▶ _Given task_: Go through the entries one line at a time, and gather every line that has the word "title".

# START OF Data records

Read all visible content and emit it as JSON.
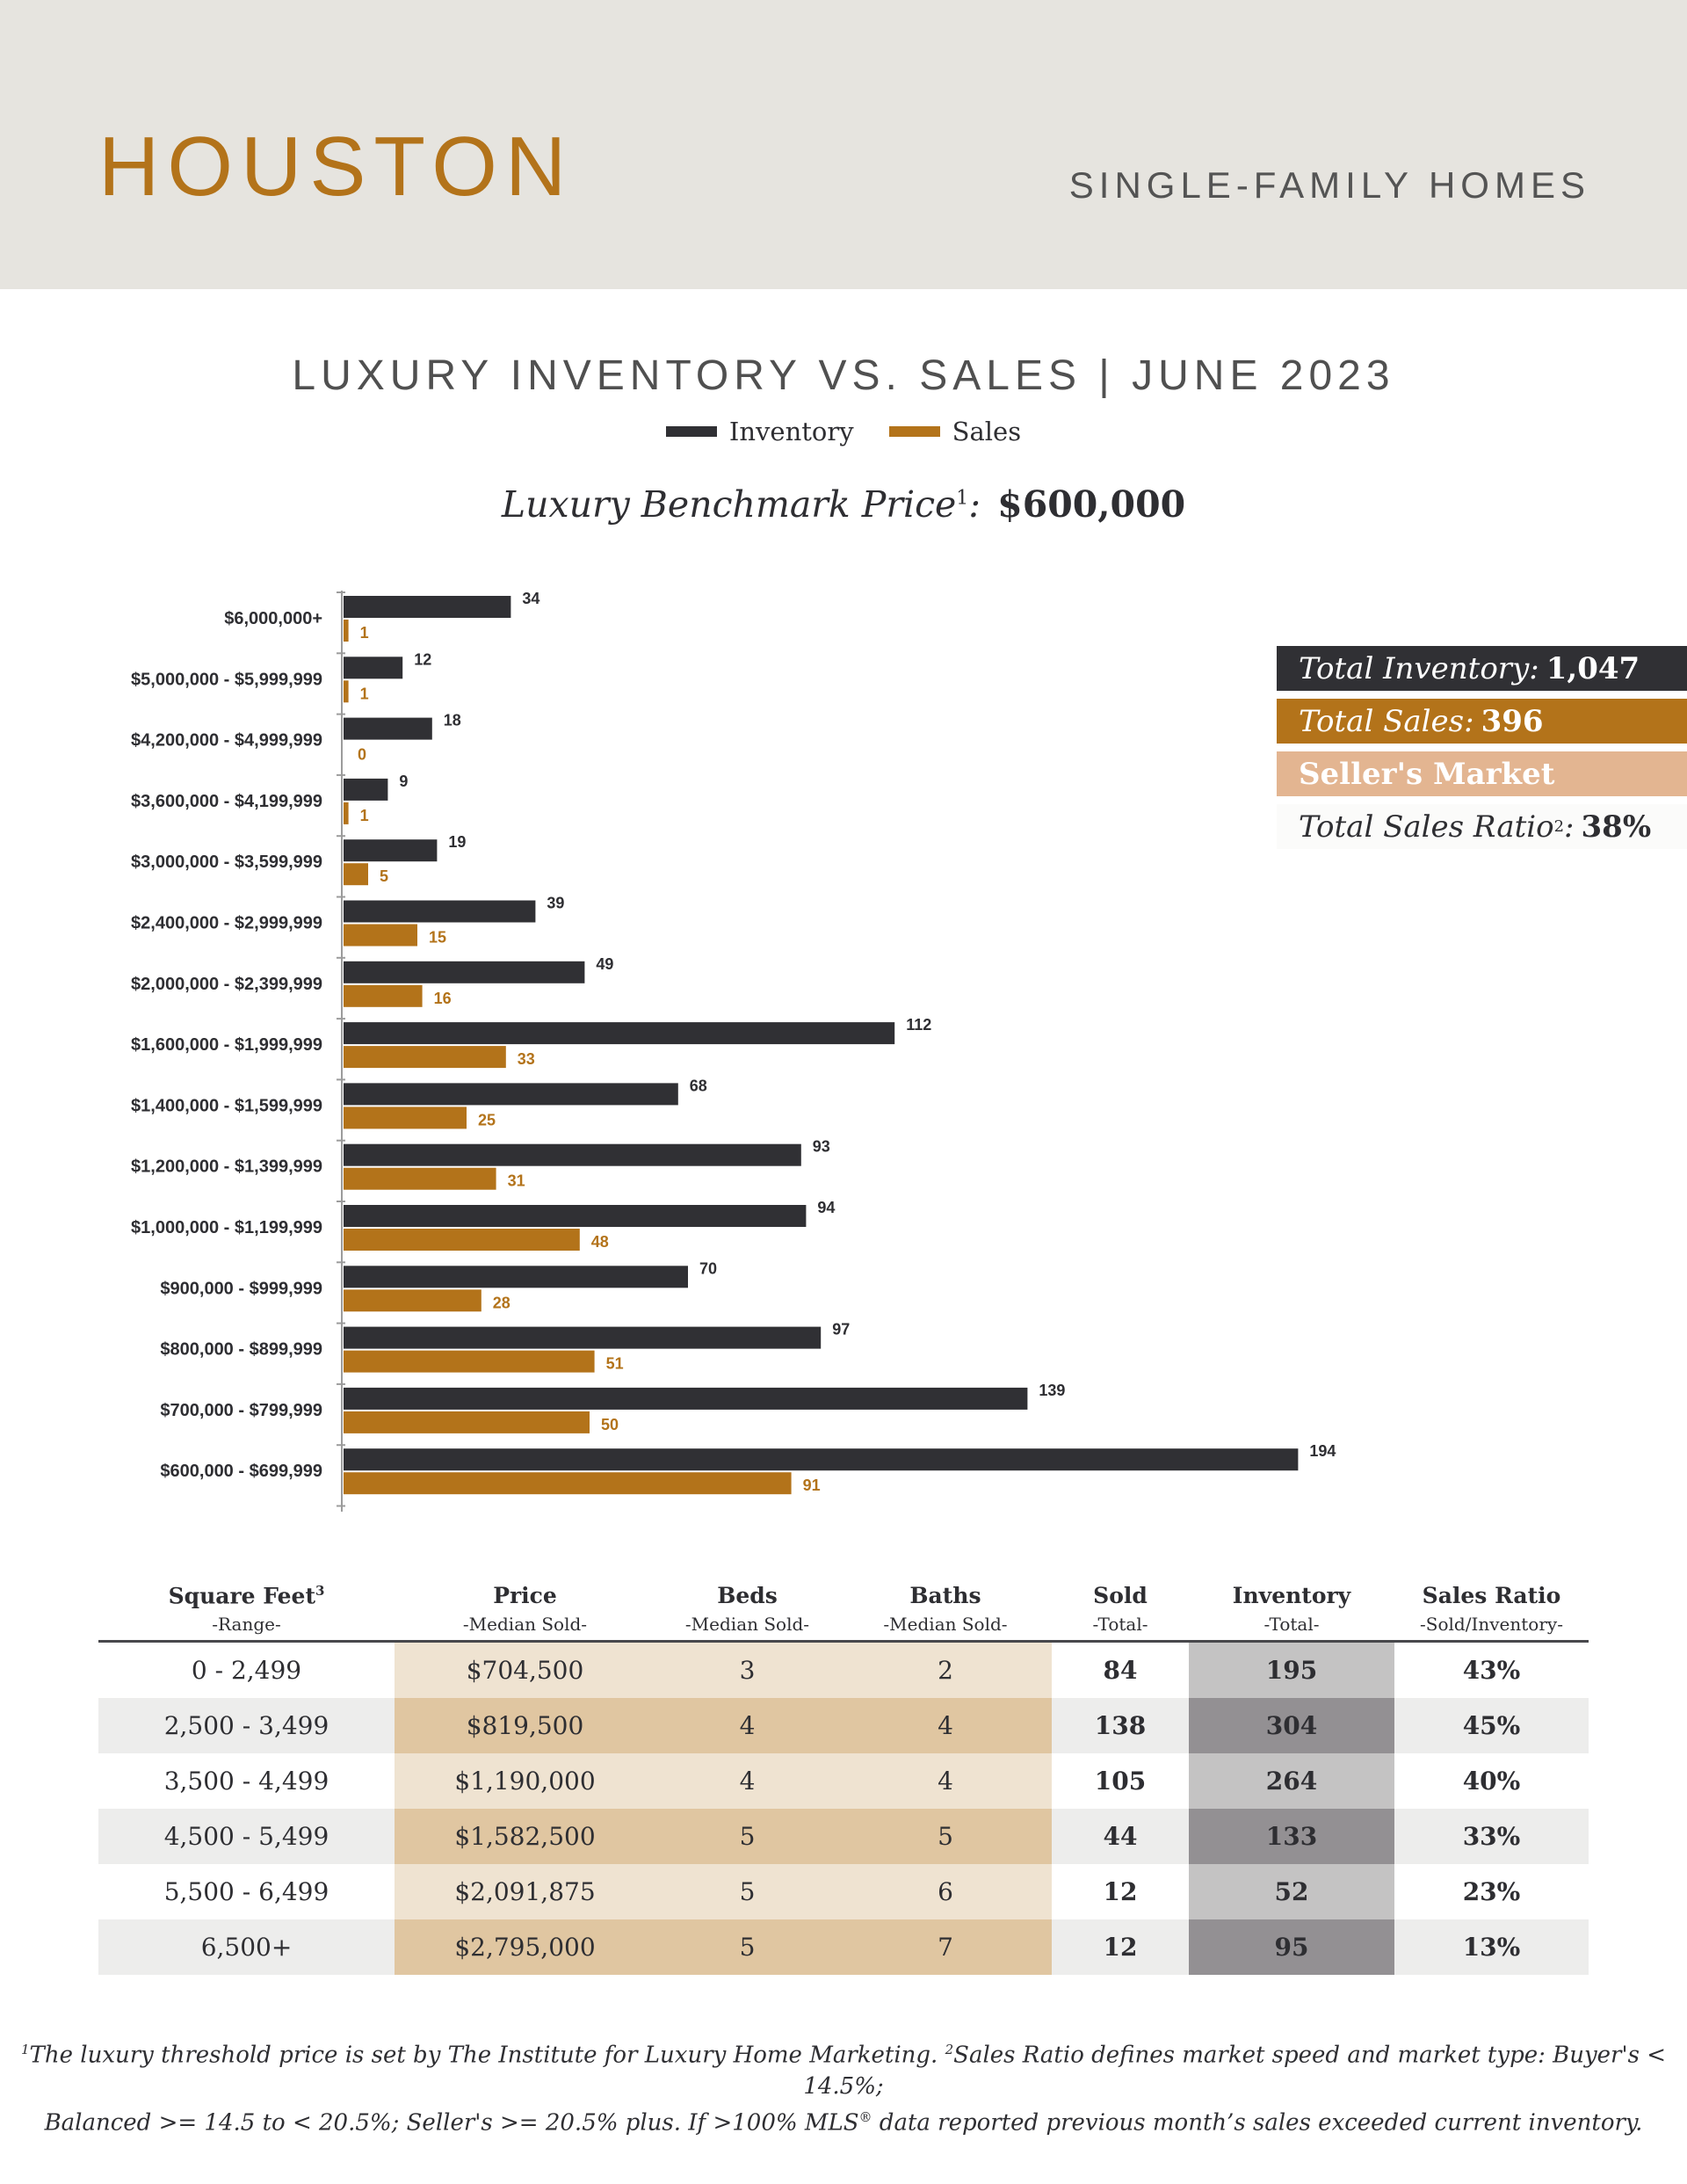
{
  "header": {
    "city": "HOUSTON",
    "property_type": "SINGLE-FAMILY HOMES"
  },
  "chart_data": {
    "type": "bar",
    "orientation": "horizontal",
    "title": "LUXURY INVENTORY VS. SALES | JUNE 2023",
    "categories": [
      "$6,000,000+",
      "$5,000,000 - $5,999,999",
      "$4,200,000 - $4,999,999",
      "$3,600,000 - $4,199,999",
      "$3,000,000 - $3,599,999",
      "$2,400,000 - $2,999,999",
      "$2,000,000 - $2,399,999",
      "$1,600,000 - $1,999,999",
      "$1,400,000 - $1,599,999",
      "$1,200,000 - $1,399,999",
      "$1,000,000 - $1,199,999",
      "$900,000 - $999,999",
      "$800,000 - $899,999",
      "$700,000 - $799,999",
      "$600,000 - $699,999"
    ],
    "series": [
      {
        "name": "Inventory",
        "color": "#303034",
        "values": [
          34,
          12,
          18,
          9,
          19,
          39,
          49,
          112,
          68,
          93,
          94,
          70,
          97,
          139,
          194
        ]
      },
      {
        "name": "Sales",
        "color": "#b3731a",
        "values": [
          1,
          1,
          0,
          1,
          5,
          15,
          16,
          33,
          25,
          31,
          48,
          28,
          51,
          50,
          91
        ]
      }
    ],
    "legend": "top-center",
    "grid": false
  },
  "benchmark": {
    "label": "Luxury Benchmark Price",
    "sup": "1",
    "value": "$600,000"
  },
  "summary": {
    "inventory_label": "Total Inventory:",
    "inventory_value": "1,047",
    "sales_label": "Total Sales:",
    "sales_value": "396",
    "market": "Seller's Market",
    "ratio_label": "Total Sales Ratio",
    "ratio_sup": "2",
    "ratio_value": "38%"
  },
  "table": {
    "headers": [
      {
        "title": "Square Feet",
        "sup": "3",
        "sub": "-Range-"
      },
      {
        "title": "Price",
        "sup": "",
        "sub": "-Median Sold-"
      },
      {
        "title": "Beds",
        "sup": "",
        "sub": "-Median Sold-"
      },
      {
        "title": "Baths",
        "sup": "",
        "sub": "-Median Sold-"
      },
      {
        "title": "Sold",
        "sup": "",
        "sub": "-Total-"
      },
      {
        "title": "Inventory",
        "sup": "",
        "sub": "-Total-"
      },
      {
        "title": "Sales Ratio",
        "sup": "",
        "sub": "-Sold/Inventory-"
      }
    ],
    "rows": [
      [
        "0 - 2,499",
        "$704,500",
        "3",
        "2",
        "84",
        "195",
        "43%"
      ],
      [
        "2,500 - 3,499",
        "$819,500",
        "4",
        "4",
        "138",
        "304",
        "45%"
      ],
      [
        "3,500 - 4,499",
        "$1,190,000",
        "4",
        "4",
        "105",
        "264",
        "40%"
      ],
      [
        "4,500 - 5,499",
        "$1,582,500",
        "5",
        "5",
        "44",
        "133",
        "33%"
      ],
      [
        "5,500 - 6,499",
        "$2,091,875",
        "5",
        "6",
        "12",
        "52",
        "23%"
      ],
      [
        "6,500+",
        "$2,795,000",
        "5",
        "7",
        "12",
        "95",
        "13%"
      ]
    ],
    "colors": {
      "price_light": "#efe3d1",
      "price_dark": "#e0c6a1",
      "inventory_light": "#c4c3c3",
      "inventory_dark": "#939093",
      "row_alt": "#ededec"
    }
  },
  "footnote": {
    "line1_sup": "1",
    "line1a": "The luxury threshold price is set by The Institute for Luxury Home Marketing. ",
    "line1_sup2": "2",
    "line1b": "Sales Ratio defines market speed and market type: Buyer's < 14.5%;",
    "line2a": "Balanced >= 14.5 to < 20.5%; Seller's >= 20.5% plus. If >100% MLS",
    "line2_reg": "®",
    "line2b": " data reported previous month’s sales exceeded current inventory."
  }
}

# END OF Data records

▶ _In response_:
    "title": "LUXURY INVENTORY VS. SALES | JUNE 2023",
        "title": "Square Feet",
        "title": "Price",
        "title": "Beds",
        "title": "Baths",
        "title": "Sold",
        "title": "Inventory",
        "title": "Sales Ratio",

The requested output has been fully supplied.